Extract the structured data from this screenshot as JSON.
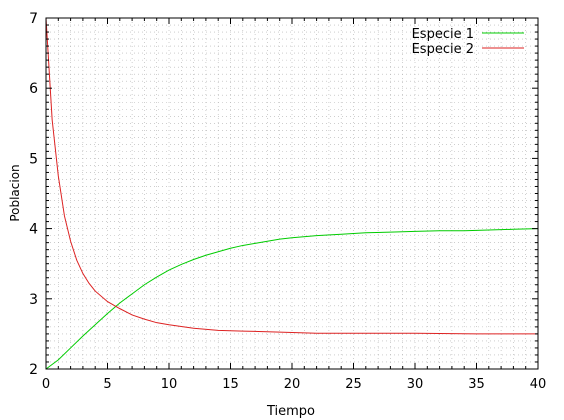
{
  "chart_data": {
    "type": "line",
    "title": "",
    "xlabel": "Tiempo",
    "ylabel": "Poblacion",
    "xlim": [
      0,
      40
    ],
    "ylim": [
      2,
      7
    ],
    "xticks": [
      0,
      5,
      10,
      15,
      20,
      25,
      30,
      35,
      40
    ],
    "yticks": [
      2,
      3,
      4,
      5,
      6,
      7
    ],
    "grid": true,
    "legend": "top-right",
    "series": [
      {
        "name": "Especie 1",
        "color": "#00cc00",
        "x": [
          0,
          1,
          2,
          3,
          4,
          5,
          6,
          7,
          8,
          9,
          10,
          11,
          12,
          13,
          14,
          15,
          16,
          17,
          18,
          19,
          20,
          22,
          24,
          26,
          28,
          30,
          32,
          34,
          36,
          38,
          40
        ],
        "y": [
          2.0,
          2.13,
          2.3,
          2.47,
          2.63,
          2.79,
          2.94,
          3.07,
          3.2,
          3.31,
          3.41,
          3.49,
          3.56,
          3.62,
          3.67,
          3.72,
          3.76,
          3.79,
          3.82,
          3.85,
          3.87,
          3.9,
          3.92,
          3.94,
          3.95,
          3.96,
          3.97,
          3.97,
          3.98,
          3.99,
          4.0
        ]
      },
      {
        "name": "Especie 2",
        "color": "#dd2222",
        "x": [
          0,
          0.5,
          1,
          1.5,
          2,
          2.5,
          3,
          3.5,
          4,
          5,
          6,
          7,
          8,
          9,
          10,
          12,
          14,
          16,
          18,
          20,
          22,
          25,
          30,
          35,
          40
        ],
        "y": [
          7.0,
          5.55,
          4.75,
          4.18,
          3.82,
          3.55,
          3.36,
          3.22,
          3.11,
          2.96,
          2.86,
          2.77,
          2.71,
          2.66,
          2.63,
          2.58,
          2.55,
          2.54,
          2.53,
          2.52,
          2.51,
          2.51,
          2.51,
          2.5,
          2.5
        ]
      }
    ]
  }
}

...

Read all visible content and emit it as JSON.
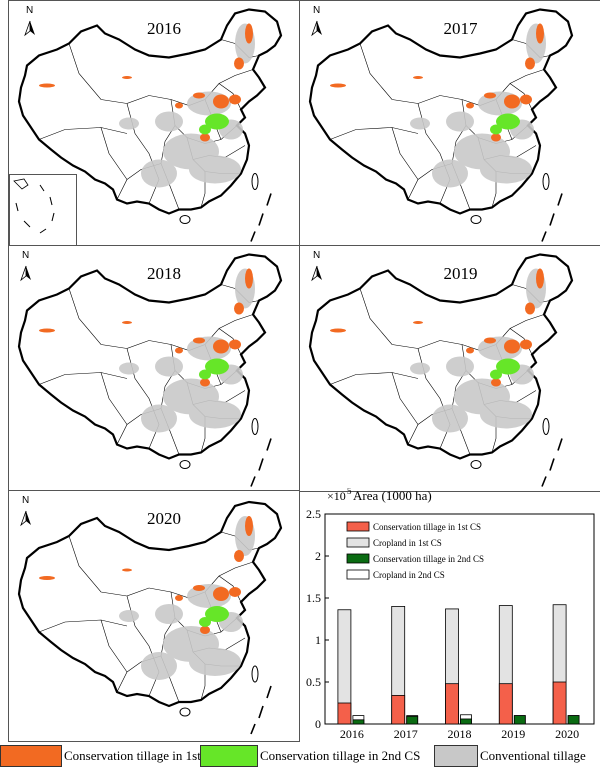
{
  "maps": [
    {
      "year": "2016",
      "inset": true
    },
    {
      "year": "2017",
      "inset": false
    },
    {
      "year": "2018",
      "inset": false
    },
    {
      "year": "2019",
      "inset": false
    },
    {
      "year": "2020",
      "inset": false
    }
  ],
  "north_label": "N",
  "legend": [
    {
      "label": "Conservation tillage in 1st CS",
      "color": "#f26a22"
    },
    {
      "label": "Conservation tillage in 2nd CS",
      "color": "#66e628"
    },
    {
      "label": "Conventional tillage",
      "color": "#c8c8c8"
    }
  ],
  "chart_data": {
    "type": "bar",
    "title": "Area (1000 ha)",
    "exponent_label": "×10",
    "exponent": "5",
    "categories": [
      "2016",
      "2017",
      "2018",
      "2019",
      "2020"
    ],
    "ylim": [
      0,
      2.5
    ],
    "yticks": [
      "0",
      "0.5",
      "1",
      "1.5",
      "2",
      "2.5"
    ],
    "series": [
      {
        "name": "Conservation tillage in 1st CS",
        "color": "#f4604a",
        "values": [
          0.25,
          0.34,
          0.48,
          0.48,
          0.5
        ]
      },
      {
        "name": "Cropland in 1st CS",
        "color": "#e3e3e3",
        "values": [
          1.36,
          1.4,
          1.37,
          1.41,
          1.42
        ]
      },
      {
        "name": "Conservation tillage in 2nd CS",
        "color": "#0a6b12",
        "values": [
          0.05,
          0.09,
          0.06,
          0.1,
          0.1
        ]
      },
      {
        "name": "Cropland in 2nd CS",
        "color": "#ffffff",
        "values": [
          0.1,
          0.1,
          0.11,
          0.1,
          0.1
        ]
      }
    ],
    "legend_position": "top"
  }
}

# [Given task]
Read the entries above, then pull out the lines that include "tillage".

# [Result of the task]
      "label": "Conservation tillage in 1st CS",
      "label": "Conservation tillage in 2nd CS",
      "label": "Conventional tillage",
        "name": "Conservation tillage in 1st CS",
        "name": "Conservation tillage in 2nd CS",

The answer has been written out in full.